## Task objective
Exclude any images and output the remaining records exactly.

## Stored rows
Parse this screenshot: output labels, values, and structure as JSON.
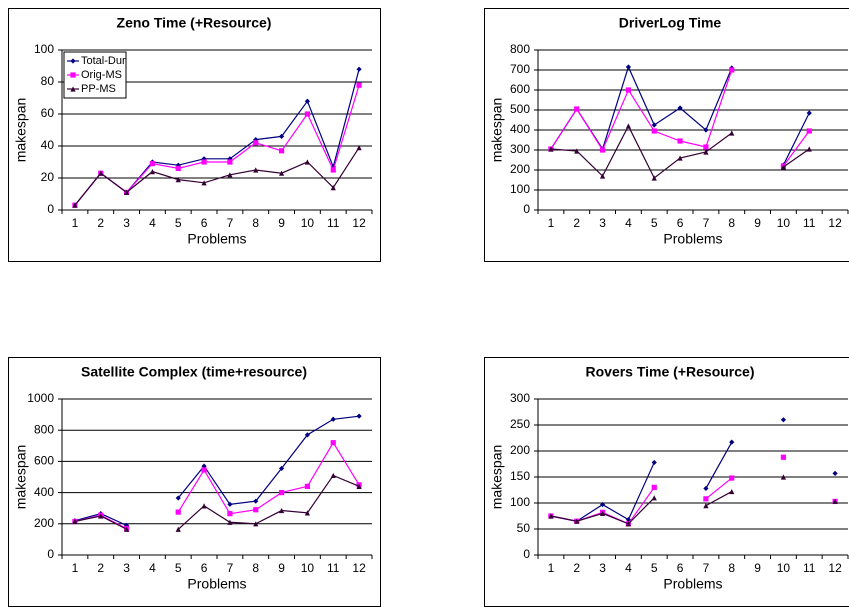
{
  "chart_data": [
    {
      "type": "line",
      "title": "Zeno Time (+Resource)",
      "xlabel": "Problems",
      "ylabel": "makespan",
      "categories": [
        1,
        2,
        3,
        4,
        5,
        6,
        7,
        8,
        9,
        10,
        11,
        12
      ],
      "series": [
        {
          "name": "Total-Dur",
          "color": "#000080",
          "values": [
            3,
            23,
            11,
            30,
            28,
            32,
            32,
            44,
            46,
            68,
            27,
            88
          ]
        },
        {
          "name": "Orig-MS",
          "color": "#ff00ff",
          "values": [
            3,
            23,
            11,
            29,
            26,
            30,
            30,
            42,
            37,
            60,
            25,
            78
          ]
        },
        {
          "name": "PP-MS",
          "color": "#330033",
          "values": [
            3,
            23,
            11,
            24,
            19,
            17,
            22,
            25,
            23,
            30,
            14,
            39
          ]
        }
      ],
      "ylim": [
        0,
        100
      ],
      "yticks": [
        0,
        20,
        40,
        60,
        80,
        100
      ],
      "grid": true,
      "legend": "upper left"
    },
    {
      "type": "line",
      "title": "DriverLog Time",
      "xlabel": "Problems",
      "ylabel": "makespan",
      "categories": [
        1,
        2,
        3,
        4,
        5,
        6,
        7,
        8,
        9,
        10,
        11,
        12
      ],
      "series": [
        {
          "name": "Total-Dur",
          "color": "#000080",
          "values": [
            305,
            505,
            305,
            715,
            425,
            510,
            400,
            710,
            null,
            225,
            485,
            null
          ]
        },
        {
          "name": "Orig-MS",
          "color": "#ff00ff",
          "values": [
            305,
            505,
            300,
            600,
            395,
            345,
            315,
            700,
            null,
            220,
            395,
            null
          ]
        },
        {
          "name": "PP-MS",
          "color": "#330033",
          "values": [
            305,
            295,
            170,
            420,
            160,
            260,
            290,
            385,
            null,
            215,
            305,
            null
          ]
        }
      ],
      "ylim": [
        0,
        800
      ],
      "yticks": [
        0,
        100,
        200,
        300,
        400,
        500,
        600,
        700,
        800
      ],
      "grid": true
    },
    {
      "type": "line",
      "title": "Satellite Complex (time+resource)",
      "xlabel": "Problems",
      "ylabel": "makespan",
      "categories": [
        1,
        2,
        3,
        4,
        5,
        6,
        7,
        8,
        9,
        10,
        11,
        12
      ],
      "series": [
        {
          "name": "Total-Dur",
          "color": "#000080",
          "values": [
            220,
            265,
            190,
            null,
            365,
            570,
            325,
            345,
            555,
            770,
            870,
            890
          ]
        },
        {
          "name": "Orig-MS",
          "color": "#ff00ff",
          "values": [
            215,
            255,
            170,
            null,
            275,
            545,
            265,
            290,
            400,
            440,
            720,
            450
          ]
        },
        {
          "name": "PP-MS",
          "color": "#330033",
          "values": [
            215,
            250,
            165,
            null,
            165,
            315,
            210,
            200,
            285,
            270,
            510,
            440
          ]
        }
      ],
      "ylim": [
        0,
        1000
      ],
      "yticks": [
        0,
        200,
        400,
        600,
        800,
        1000
      ],
      "grid": true
    },
    {
      "type": "line",
      "title": "Rovers Time (+Resource)",
      "xlabel": "Problems",
      "ylabel": "makespan",
      "categories": [
        1,
        2,
        3,
        4,
        5,
        6,
        7,
        8,
        9,
        10,
        11,
        12
      ],
      "series": [
        {
          "name": "Total-Dur",
          "color": "#000080",
          "values": [
            75,
            65,
            97,
            68,
            178,
            null,
            128,
            217,
            null,
            260,
            null,
            157
          ]
        },
        {
          "name": "Orig-MS",
          "color": "#ff00ff",
          "values": [
            75,
            65,
            82,
            60,
            130,
            null,
            108,
            148,
            null,
            188,
            null,
            103
          ]
        },
        {
          "name": "PP-MS",
          "color": "#330033",
          "values": [
            75,
            65,
            80,
            60,
            110,
            null,
            95,
            122,
            null,
            150,
            null,
            103
          ]
        }
      ],
      "ylim": [
        0,
        300
      ],
      "yticks": [
        0,
        50,
        100,
        150,
        200,
        250,
        300
      ],
      "grid": true
    }
  ]
}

## Task result
Parse this screenshot: output labels, values, and structure as JSON.
{
  "chart_data": [
    {
      "type": "line",
      "title": "Zeno Time (+Resource)",
      "xlabel": "Problems",
      "ylabel": "makespan",
      "categories": [
        1,
        2,
        3,
        4,
        5,
        6,
        7,
        8,
        9,
        10,
        11,
        12
      ],
      "series": [
        {
          "name": "Total-Dur",
          "color": "#000080",
          "values": [
            3,
            23,
            11,
            30,
            28,
            32,
            32,
            44,
            46,
            68,
            27,
            88
          ]
        },
        {
          "name": "Orig-MS",
          "color": "#ff00ff",
          "values": [
            3,
            23,
            11,
            29,
            26,
            30,
            30,
            42,
            37,
            60,
            25,
            78
          ]
        },
        {
          "name": "PP-MS",
          "color": "#330033",
          "values": [
            3,
            23,
            11,
            24,
            19,
            17,
            22,
            25,
            23,
            30,
            14,
            39
          ]
        }
      ],
      "ylim": [
        0,
        100
      ],
      "yticks": [
        0,
        20,
        40,
        60,
        80,
        100
      ],
      "grid": true,
      "legend": "upper left"
    },
    {
      "type": "line",
      "title": "DriverLog Time",
      "xlabel": "Problems",
      "ylabel": "makespan",
      "categories": [
        1,
        2,
        3,
        4,
        5,
        6,
        7,
        8,
        9,
        10,
        11,
        12
      ],
      "series": [
        {
          "name": "Total-Dur",
          "color": "#000080",
          "values": [
            305,
            505,
            305,
            715,
            425,
            510,
            400,
            710,
            null,
            225,
            485,
            null
          ]
        },
        {
          "name": "Orig-MS",
          "color": "#ff00ff",
          "values": [
            305,
            505,
            300,
            600,
            395,
            345,
            315,
            700,
            null,
            220,
            395,
            null
          ]
        },
        {
          "name": "PP-MS",
          "color": "#330033",
          "values": [
            305,
            295,
            170,
            420,
            160,
            260,
            290,
            385,
            null,
            215,
            305,
            null
          ]
        }
      ],
      "ylim": [
        0,
        800
      ],
      "yticks": [
        0,
        100,
        200,
        300,
        400,
        500,
        600,
        700,
        800
      ],
      "grid": true
    },
    {
      "type": "line",
      "title": "Satellite Complex (time+resource)",
      "xlabel": "Problems",
      "ylabel": "makespan",
      "categories": [
        1,
        2,
        3,
        4,
        5,
        6,
        7,
        8,
        9,
        10,
        11,
        12
      ],
      "series": [
        {
          "name": "Total-Dur",
          "color": "#000080",
          "values": [
            220,
            265,
            190,
            null,
            365,
            570,
            325,
            345,
            555,
            770,
            870,
            890
          ]
        },
        {
          "name": "Orig-MS",
          "color": "#ff00ff",
          "values": [
            215,
            255,
            170,
            null,
            275,
            545,
            265,
            290,
            400,
            440,
            720,
            450
          ]
        },
        {
          "name": "PP-MS",
          "color": "#330033",
          "values": [
            215,
            250,
            165,
            null,
            165,
            315,
            210,
            200,
            285,
            270,
            510,
            440
          ]
        }
      ],
      "ylim": [
        0,
        1000
      ],
      "yticks": [
        0,
        200,
        400,
        600,
        800,
        1000
      ],
      "grid": true
    },
    {
      "type": "line",
      "title": "Rovers Time (+Resource)",
      "xlabel": "Problems",
      "ylabel": "makespan",
      "categories": [
        1,
        2,
        3,
        4,
        5,
        6,
        7,
        8,
        9,
        10,
        11,
        12
      ],
      "series": [
        {
          "name": "Total-Dur",
          "color": "#000080",
          "values": [
            75,
            65,
            97,
            68,
            178,
            null,
            128,
            217,
            null,
            260,
            null,
            157
          ]
        },
        {
          "name": "Orig-MS",
          "color": "#ff00ff",
          "values": [
            75,
            65,
            82,
            60,
            130,
            null,
            108,
            148,
            null,
            188,
            null,
            103
          ]
        },
        {
          "name": "PP-MS",
          "color": "#330033",
          "values": [
            75,
            65,
            80,
            60,
            110,
            null,
            95,
            122,
            null,
            150,
            null,
            103
          ]
        }
      ],
      "ylim": [
        0,
        300
      ],
      "yticks": [
        0,
        50,
        100,
        150,
        200,
        250,
        300
      ],
      "grid": true
    }
  ]
}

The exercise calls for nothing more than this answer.